═══ Exercise data

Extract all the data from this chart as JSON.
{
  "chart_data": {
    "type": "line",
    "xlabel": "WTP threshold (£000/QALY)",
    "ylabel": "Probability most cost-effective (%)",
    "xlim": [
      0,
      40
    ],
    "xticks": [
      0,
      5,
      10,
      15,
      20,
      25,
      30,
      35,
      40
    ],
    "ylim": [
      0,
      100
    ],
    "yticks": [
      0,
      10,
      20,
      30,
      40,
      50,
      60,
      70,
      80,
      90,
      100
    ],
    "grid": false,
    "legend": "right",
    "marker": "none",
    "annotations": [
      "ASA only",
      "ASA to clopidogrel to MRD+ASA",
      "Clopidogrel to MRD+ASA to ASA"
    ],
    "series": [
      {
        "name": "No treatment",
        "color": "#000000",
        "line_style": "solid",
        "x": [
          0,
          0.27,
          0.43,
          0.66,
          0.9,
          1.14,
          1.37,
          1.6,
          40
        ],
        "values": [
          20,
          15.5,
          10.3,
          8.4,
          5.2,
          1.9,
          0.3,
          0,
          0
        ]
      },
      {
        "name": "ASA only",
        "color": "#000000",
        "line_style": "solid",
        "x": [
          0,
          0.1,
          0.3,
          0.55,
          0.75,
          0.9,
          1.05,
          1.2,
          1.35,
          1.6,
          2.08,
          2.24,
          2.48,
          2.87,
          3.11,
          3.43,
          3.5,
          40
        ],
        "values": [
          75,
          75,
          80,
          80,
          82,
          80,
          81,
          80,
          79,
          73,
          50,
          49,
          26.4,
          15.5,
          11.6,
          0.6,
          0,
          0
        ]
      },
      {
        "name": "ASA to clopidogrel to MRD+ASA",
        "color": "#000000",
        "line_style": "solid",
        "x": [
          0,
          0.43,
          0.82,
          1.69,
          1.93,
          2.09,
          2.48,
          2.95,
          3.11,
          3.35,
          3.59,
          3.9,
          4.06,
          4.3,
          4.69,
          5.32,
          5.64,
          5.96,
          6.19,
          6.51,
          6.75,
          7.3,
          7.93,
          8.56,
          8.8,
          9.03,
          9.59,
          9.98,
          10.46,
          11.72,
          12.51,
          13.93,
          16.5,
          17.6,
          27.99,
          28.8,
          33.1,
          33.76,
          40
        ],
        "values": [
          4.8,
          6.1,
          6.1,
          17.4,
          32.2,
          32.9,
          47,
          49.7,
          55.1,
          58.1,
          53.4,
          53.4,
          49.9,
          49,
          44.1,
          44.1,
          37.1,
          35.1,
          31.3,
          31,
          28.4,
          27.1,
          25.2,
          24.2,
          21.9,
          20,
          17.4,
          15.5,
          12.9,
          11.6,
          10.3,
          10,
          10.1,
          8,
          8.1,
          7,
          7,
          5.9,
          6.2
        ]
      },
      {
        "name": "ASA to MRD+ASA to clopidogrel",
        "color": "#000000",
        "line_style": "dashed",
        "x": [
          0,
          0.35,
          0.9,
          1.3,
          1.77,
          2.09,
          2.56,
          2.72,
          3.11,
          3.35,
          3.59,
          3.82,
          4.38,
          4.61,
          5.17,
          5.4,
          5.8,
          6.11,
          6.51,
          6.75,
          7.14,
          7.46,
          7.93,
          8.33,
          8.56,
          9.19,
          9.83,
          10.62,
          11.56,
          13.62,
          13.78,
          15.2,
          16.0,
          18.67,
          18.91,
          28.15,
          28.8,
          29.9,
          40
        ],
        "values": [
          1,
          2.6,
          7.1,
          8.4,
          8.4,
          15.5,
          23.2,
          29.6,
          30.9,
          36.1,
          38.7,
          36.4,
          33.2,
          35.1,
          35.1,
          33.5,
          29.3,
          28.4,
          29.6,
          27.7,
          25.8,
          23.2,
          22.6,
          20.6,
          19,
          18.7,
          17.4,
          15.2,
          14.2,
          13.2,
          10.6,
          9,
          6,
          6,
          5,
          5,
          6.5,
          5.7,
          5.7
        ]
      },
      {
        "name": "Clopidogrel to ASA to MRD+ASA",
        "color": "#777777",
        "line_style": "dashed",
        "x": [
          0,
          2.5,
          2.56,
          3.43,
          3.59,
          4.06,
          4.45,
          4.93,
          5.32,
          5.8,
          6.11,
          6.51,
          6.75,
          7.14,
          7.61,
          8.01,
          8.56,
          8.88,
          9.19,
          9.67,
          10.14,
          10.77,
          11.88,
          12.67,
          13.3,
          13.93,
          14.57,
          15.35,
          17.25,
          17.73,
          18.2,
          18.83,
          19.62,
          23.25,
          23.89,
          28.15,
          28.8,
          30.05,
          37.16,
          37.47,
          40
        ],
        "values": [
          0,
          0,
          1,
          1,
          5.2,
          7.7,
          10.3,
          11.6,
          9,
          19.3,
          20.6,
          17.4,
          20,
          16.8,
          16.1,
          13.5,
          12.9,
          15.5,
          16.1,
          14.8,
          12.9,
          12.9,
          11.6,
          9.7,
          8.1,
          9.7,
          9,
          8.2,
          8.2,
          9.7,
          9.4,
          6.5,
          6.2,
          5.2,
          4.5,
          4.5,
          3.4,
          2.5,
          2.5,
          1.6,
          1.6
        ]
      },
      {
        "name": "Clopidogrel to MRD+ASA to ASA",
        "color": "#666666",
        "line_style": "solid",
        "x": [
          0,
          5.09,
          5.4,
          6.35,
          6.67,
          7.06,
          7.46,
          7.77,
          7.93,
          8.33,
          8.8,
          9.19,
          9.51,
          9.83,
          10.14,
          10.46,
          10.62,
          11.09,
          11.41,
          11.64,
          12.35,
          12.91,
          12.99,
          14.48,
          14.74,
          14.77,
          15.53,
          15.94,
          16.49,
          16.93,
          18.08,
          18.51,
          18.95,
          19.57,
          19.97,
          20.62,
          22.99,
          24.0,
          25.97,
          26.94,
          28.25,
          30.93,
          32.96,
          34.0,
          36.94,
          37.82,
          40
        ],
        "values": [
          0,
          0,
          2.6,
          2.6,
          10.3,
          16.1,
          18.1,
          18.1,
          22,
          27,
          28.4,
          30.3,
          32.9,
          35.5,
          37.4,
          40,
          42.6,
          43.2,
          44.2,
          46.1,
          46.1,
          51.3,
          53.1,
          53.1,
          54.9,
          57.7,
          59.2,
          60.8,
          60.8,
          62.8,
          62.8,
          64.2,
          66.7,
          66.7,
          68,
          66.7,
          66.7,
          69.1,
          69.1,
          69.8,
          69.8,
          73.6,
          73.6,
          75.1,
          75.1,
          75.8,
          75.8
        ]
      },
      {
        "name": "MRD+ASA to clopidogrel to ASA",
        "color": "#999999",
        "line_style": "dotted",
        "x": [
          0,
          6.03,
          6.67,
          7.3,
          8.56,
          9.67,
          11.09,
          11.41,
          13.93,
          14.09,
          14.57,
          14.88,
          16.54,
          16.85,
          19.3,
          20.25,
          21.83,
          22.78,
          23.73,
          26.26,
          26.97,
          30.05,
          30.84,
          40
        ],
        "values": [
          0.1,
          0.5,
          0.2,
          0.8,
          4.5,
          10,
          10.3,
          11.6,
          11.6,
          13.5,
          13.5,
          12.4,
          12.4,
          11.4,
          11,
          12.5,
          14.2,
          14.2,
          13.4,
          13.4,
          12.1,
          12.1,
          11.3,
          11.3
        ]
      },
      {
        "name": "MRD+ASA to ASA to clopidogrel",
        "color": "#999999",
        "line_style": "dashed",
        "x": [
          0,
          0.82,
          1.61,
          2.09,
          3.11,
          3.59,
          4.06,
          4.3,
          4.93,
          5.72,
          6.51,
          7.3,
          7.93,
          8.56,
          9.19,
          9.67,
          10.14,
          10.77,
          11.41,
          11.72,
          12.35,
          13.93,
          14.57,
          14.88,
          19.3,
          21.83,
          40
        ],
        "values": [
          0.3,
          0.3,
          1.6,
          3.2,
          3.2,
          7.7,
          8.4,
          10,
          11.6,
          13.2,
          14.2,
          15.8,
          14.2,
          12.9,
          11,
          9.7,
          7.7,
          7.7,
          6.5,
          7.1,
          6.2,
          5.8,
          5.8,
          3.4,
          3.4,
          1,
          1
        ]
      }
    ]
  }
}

══════

From the listing above, copy every line that includes the word "name".

        "name": "No treatment",
        "name": "ASA only",
        "name": "ASA to clopidogrel to MRD+ASA",
        "name": "ASA to MRD+ASA to clopidogrel",
        "name": "Clopidogrel to ASA to MRD+ASA",
        "name": "Clopidogrel to MRD+ASA to ASA",
        "name": "MRD+ASA to clopidogrel to ASA",
        "name": "MRD+ASA to ASA to clopidogrel",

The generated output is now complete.